• Task brief: Extract each line containing the string "muito".

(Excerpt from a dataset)
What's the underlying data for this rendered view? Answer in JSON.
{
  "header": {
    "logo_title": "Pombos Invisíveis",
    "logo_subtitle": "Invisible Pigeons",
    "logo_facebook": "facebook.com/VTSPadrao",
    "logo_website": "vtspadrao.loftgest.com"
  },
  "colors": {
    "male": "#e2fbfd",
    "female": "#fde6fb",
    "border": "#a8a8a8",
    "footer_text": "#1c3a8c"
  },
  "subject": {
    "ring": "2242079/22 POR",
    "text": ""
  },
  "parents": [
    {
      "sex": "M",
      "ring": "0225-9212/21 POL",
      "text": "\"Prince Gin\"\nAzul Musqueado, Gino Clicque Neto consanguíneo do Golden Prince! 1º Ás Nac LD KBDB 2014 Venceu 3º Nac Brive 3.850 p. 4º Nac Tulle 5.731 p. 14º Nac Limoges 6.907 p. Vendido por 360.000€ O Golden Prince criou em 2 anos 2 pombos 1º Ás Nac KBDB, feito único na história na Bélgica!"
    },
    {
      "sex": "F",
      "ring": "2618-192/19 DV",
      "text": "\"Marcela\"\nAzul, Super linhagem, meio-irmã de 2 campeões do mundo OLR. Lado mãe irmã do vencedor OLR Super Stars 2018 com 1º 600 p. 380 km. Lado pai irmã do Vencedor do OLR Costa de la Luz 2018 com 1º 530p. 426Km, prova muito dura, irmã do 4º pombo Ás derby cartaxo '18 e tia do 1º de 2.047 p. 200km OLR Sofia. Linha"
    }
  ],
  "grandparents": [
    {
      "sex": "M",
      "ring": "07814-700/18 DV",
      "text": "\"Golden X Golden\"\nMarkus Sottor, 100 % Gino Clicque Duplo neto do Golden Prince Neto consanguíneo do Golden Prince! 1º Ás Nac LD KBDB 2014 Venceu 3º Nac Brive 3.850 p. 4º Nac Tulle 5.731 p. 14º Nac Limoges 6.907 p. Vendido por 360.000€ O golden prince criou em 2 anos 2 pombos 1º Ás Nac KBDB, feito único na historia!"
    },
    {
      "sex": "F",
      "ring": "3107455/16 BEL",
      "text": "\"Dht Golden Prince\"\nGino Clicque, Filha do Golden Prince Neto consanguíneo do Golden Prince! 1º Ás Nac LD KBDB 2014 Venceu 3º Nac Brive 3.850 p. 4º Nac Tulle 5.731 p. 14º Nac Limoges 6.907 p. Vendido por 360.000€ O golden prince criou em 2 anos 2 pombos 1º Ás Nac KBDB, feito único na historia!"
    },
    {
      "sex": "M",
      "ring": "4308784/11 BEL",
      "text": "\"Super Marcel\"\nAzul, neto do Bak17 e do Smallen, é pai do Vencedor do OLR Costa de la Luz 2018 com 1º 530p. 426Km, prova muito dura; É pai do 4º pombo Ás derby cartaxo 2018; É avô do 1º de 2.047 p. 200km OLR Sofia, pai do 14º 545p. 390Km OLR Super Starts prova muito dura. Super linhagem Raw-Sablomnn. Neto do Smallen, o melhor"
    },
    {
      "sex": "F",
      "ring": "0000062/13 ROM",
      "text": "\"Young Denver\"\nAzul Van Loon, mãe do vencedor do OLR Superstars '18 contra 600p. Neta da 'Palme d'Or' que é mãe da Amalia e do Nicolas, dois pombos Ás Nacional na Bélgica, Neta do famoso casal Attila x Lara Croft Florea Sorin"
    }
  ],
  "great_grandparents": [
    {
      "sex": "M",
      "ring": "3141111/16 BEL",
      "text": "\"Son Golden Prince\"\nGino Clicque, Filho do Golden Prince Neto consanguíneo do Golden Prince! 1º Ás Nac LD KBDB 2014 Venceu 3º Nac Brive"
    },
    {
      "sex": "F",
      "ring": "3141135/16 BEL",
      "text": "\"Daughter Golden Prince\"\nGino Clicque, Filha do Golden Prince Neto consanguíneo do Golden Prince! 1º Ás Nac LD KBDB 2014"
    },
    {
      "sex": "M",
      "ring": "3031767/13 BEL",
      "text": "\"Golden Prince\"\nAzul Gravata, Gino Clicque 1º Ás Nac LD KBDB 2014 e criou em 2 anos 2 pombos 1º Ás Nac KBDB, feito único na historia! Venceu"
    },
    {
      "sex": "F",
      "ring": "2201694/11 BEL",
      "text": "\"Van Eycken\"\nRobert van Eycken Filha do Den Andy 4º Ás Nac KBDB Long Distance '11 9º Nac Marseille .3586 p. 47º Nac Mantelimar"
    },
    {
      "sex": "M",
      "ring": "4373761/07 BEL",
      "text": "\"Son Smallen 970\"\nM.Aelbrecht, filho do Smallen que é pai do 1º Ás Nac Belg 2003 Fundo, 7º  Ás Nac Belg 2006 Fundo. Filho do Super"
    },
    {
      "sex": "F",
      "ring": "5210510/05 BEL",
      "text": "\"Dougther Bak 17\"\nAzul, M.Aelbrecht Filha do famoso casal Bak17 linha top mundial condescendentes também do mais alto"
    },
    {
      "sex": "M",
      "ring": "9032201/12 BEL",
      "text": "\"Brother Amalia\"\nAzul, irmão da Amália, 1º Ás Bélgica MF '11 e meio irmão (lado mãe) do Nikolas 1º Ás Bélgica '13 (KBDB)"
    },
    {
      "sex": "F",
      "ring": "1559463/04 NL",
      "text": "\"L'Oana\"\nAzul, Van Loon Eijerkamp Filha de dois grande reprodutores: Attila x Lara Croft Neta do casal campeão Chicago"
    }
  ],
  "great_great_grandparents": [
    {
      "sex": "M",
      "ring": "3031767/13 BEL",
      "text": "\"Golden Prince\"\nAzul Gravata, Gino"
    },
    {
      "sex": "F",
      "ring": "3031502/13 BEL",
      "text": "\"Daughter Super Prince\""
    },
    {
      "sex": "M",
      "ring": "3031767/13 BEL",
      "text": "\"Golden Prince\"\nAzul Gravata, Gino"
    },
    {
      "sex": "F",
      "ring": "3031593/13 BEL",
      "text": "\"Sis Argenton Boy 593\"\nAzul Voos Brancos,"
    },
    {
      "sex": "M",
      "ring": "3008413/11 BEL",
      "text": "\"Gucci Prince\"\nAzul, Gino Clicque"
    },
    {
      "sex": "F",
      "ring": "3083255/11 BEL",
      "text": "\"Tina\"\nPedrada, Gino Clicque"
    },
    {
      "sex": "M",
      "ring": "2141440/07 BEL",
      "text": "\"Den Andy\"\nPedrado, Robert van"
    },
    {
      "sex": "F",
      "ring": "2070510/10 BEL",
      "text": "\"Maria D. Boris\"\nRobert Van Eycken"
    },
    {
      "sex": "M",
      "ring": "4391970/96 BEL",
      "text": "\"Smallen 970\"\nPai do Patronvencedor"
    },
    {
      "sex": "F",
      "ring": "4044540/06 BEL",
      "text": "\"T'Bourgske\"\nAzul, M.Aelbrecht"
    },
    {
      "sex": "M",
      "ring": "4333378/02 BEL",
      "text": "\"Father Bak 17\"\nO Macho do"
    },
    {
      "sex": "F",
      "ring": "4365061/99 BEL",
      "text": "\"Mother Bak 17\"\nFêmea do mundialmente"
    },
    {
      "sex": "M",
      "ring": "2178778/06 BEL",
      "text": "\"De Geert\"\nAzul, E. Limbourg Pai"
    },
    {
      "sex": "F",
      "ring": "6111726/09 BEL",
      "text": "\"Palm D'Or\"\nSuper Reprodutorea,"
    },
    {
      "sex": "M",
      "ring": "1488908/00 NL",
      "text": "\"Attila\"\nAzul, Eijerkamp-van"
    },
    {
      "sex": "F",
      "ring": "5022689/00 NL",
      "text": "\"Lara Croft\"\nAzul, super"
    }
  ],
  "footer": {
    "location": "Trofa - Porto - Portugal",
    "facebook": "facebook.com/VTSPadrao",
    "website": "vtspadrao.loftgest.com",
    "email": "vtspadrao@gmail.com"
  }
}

• Answer in full:
      "text": "\"Marcela\"\nAzul, Super linhagem, meio-irmã de 2 campeões do mundo OLR. Lado mãe irmã do vencedor OLR Super Stars 2018 com 1º 600 p. 380 km. Lado pai irmã do Vencedor do OLR Costa de la Luz 2018 com 1º 530p. 426Km, prova muito dura, irmã do 4º pombo Ás derby cartaxo '18 e tia do 1º de 2.047 p. 200km OLR Sofia. Linha"
      "text": "\"Super Marcel\"\nAzul, neto do Bak17 e do Smallen, é pai do Vencedor do OLR Costa de la Luz 2018 com 1º 530p. 426Km, prova muito dura; É pai do 4º pombo Ás derby cartaxo 2018; É avô do 1º de 2.047 p. 200km OLR Sofia, pai do 14º 545p. 390Km OLR Super Starts prova muito dura. Super linhagem Raw-Sablomnn. Neto do Smallen, o melhor"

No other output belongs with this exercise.